(Stored data entries)
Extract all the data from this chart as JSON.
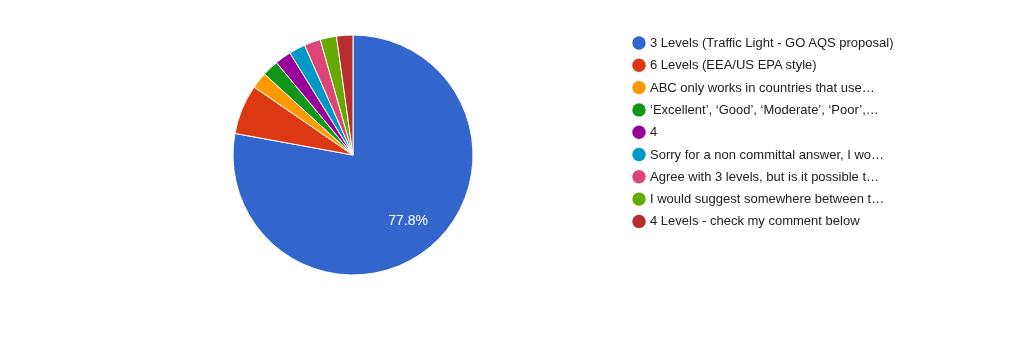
{
  "chart_data": {
    "type": "pie",
    "categories": [
      "3 Levels (Traffic Light - GO AQS proposal)",
      "6 Levels (EEA/US EPA style)",
      "ABC only works in countries that use…",
      "‘Excellent’, ‘Good’, ‘Moderate’, ‘Poor’,…",
      "4",
      "Sorry for a non committal answer, I wo…",
      "Agree with 3 levels, but is it possible t…",
      "I would suggest somewhere between t…",
      "4 Levels - check my comment below"
    ],
    "values": [
      77.8,
      6.7,
      2.2,
      2.2,
      2.2,
      2.2,
      2.2,
      2.2,
      2.2
    ],
    "value_labels": [
      "77.8%",
      null,
      null,
      null,
      null,
      null,
      null,
      null,
      null
    ],
    "colors": [
      "#3366cc",
      "#dc3912",
      "#ff9900",
      "#109618",
      "#990099",
      "#0099c6",
      "#dd4477",
      "#66aa00",
      "#b82e2e"
    ],
    "legend": "right"
  }
}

> **Stated task**: Without the pictures, write out all of the material exactly.

> **Reply**:
Extract all the data from this chart as JSON.
{
  "chart_data": {
    "type": "pie",
    "categories": [
      "3 Levels (Traffic Light - GO AQS proposal)",
      "6 Levels (EEA/US EPA style)",
      "ABC only works in countries that use…",
      "‘Excellent’, ‘Good’, ‘Moderate’, ‘Poor’,…",
      "4",
      "Sorry for a non committal answer, I wo…",
      "Agree with 3 levels, but is it possible t…",
      "I would suggest somewhere between t…",
      "4 Levels - check my comment below"
    ],
    "values": [
      77.8,
      6.7,
      2.2,
      2.2,
      2.2,
      2.2,
      2.2,
      2.2,
      2.2
    ],
    "value_labels": [
      "77.8%",
      null,
      null,
      null,
      null,
      null,
      null,
      null,
      null
    ],
    "colors": [
      "#3366cc",
      "#dc3912",
      "#ff9900",
      "#109618",
      "#990099",
      "#0099c6",
      "#dd4477",
      "#66aa00",
      "#b82e2e"
    ],
    "legend": "right"
  }
}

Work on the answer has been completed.